Which lines hold the word "elevene"? Copy each of them.

* Begin Records *

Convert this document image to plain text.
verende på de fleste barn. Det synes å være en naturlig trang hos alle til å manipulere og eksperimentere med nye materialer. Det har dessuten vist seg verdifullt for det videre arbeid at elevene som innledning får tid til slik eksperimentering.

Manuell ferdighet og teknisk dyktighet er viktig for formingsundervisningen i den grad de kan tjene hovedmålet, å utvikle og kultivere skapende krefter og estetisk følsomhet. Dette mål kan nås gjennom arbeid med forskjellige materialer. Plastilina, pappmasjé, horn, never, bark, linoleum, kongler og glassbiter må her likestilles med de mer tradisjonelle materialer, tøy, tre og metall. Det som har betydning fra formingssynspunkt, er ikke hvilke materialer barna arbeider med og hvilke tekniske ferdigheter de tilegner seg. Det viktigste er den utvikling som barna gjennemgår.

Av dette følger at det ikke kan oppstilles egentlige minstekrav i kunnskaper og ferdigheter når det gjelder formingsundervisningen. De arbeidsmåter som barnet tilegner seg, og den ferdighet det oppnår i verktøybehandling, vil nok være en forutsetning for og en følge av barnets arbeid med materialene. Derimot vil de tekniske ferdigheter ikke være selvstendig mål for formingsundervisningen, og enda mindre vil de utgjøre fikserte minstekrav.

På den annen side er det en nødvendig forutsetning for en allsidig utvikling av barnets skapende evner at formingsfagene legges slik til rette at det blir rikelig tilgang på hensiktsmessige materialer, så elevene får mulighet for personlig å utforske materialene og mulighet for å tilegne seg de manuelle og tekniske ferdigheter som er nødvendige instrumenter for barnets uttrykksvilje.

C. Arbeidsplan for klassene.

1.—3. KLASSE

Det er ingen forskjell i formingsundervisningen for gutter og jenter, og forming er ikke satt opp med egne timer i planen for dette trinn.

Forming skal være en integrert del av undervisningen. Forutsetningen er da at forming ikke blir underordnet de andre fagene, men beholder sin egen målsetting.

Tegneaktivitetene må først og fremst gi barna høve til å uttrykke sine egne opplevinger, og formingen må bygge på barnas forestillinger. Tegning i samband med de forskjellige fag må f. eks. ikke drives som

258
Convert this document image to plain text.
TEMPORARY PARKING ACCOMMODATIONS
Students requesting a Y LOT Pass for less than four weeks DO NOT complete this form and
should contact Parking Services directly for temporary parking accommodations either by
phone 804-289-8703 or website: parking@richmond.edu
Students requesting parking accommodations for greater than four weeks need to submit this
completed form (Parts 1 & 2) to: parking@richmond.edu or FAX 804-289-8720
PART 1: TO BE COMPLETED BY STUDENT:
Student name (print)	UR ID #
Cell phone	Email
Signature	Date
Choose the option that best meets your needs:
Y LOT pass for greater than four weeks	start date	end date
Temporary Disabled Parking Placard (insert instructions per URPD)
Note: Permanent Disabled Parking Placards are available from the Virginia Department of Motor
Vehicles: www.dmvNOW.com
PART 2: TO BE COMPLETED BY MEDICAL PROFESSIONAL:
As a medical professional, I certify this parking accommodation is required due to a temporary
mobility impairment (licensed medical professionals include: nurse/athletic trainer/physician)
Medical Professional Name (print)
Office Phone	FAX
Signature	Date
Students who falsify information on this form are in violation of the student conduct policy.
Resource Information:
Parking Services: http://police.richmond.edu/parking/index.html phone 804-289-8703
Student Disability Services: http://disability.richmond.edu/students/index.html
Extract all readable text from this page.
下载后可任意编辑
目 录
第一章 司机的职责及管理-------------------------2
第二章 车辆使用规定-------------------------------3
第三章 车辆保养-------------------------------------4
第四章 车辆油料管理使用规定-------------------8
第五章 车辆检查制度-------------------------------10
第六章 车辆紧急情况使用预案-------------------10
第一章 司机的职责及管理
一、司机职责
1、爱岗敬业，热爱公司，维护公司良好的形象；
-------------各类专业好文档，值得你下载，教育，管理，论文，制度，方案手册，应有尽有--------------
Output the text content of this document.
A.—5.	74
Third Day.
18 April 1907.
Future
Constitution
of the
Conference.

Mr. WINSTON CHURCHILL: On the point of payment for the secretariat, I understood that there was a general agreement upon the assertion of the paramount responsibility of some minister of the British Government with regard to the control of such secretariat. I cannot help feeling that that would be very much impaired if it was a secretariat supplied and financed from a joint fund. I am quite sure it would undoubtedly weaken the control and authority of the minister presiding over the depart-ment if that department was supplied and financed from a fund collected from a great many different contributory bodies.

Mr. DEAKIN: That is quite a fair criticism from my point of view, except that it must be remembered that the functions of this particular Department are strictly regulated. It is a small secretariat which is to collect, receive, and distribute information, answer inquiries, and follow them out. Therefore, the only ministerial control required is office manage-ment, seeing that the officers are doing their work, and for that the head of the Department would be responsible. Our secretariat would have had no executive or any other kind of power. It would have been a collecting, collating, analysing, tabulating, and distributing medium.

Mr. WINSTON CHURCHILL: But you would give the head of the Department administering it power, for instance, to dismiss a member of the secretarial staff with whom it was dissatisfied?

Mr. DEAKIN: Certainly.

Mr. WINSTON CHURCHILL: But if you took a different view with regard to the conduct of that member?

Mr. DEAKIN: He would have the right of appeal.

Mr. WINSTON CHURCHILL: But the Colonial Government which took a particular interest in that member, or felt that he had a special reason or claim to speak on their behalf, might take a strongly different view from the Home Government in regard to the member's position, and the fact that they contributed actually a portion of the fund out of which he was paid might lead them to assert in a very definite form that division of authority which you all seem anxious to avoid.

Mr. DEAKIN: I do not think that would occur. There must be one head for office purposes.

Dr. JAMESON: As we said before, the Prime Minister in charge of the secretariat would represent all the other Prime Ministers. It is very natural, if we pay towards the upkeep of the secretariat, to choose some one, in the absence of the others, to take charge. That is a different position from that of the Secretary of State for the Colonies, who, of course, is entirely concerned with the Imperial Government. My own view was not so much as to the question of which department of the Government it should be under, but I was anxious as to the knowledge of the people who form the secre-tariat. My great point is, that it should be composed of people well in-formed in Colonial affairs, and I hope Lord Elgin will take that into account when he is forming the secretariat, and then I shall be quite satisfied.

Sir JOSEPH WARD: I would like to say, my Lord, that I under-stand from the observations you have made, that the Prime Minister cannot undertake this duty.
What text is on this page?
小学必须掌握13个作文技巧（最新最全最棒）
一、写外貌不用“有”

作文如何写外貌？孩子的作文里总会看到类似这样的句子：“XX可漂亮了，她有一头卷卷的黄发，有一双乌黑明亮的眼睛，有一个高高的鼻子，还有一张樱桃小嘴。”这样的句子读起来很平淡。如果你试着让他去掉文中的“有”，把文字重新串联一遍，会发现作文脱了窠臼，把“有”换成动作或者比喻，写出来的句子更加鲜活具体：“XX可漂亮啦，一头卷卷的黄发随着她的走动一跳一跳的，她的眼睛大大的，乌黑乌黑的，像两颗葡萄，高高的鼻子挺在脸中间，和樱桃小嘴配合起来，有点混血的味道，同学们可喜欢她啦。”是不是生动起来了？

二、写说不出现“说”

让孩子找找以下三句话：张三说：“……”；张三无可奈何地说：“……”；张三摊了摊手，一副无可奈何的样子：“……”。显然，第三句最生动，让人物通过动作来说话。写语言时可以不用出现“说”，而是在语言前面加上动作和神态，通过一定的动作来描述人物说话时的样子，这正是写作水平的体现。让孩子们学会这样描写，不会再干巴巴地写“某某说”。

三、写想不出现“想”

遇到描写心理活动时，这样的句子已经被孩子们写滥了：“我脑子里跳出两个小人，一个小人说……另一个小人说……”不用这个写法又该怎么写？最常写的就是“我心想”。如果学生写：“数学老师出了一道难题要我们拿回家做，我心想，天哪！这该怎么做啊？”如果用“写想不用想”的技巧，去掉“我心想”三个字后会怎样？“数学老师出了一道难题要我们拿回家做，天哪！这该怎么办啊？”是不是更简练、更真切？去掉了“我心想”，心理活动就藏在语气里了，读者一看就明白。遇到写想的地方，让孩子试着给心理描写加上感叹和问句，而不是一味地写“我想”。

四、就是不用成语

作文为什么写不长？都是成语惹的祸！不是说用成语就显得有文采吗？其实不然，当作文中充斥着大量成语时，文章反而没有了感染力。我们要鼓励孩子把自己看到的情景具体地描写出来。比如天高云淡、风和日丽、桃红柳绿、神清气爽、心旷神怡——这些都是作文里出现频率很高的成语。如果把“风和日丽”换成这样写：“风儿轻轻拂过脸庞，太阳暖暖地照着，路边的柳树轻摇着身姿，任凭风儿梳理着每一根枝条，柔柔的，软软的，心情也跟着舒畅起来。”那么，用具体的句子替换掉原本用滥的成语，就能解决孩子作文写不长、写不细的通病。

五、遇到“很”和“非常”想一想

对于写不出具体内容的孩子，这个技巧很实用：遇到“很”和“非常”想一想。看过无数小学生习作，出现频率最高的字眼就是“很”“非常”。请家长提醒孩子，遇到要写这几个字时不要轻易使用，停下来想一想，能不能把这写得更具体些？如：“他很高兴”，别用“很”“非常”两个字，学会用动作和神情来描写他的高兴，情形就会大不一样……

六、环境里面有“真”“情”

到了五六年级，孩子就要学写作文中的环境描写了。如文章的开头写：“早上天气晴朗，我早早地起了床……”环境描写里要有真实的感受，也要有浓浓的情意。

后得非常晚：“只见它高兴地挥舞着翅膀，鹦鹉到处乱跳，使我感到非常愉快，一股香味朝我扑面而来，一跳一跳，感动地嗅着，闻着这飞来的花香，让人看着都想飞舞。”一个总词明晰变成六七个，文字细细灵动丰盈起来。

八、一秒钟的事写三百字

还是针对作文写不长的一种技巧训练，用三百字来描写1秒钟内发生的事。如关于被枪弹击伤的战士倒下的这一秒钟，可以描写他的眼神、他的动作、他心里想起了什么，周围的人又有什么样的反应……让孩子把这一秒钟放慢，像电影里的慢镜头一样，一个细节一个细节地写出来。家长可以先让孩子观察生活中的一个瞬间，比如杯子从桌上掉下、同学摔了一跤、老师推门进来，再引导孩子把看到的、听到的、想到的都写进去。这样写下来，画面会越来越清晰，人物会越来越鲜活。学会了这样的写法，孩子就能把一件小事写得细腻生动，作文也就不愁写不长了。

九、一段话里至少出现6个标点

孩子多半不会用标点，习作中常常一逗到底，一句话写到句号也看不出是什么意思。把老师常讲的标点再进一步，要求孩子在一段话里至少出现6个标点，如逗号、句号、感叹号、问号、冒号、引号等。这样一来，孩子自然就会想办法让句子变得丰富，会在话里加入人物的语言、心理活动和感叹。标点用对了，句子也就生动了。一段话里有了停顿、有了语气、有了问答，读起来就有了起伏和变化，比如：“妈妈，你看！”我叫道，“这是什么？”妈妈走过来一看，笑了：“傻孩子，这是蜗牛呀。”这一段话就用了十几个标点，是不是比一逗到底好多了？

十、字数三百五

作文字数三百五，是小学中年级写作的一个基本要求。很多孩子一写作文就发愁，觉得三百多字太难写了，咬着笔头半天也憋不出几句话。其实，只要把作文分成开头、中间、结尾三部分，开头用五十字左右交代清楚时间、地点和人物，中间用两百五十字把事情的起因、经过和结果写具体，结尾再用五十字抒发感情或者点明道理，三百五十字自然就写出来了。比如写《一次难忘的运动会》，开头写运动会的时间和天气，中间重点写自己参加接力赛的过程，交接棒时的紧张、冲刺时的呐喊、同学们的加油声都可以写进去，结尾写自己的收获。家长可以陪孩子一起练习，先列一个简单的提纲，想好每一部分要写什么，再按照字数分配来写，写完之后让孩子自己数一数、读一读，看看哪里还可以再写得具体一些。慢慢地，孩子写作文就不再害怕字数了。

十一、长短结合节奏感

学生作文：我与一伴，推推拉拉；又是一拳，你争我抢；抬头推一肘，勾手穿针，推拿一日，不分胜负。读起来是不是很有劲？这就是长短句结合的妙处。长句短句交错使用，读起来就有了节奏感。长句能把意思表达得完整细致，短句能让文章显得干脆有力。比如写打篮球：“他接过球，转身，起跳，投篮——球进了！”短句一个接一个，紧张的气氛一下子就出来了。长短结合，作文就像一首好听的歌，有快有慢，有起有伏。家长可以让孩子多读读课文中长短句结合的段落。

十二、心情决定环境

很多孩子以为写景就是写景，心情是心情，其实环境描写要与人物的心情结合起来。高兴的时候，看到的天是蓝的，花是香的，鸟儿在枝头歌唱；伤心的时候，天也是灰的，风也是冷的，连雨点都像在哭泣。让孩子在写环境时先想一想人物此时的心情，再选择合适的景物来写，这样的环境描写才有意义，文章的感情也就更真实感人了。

* End Records *

• Correct response
verende på de fleste barn. Det synes å være en naturlig trang hos alle til å manipulere og eksperimentere med nye materialer. Det har dessuten vist seg verdifullt for det videre arbeid at elevene som innledning får tid til slik eksperimentering.
På den annen side er det en nødvendig forutsetning for en allsidig utvikling av barnets skapende evner at formingsfagene legges slik til rette at det blir rikelig tilgang på hensiktsmessige materialer, så elevene får mulighet for personlig å utforske materialene og mulighet for å tilegne seg de manuelle og tekniske ferdigheter som er nødvendige instrumenter for barnets uttrykksvilje.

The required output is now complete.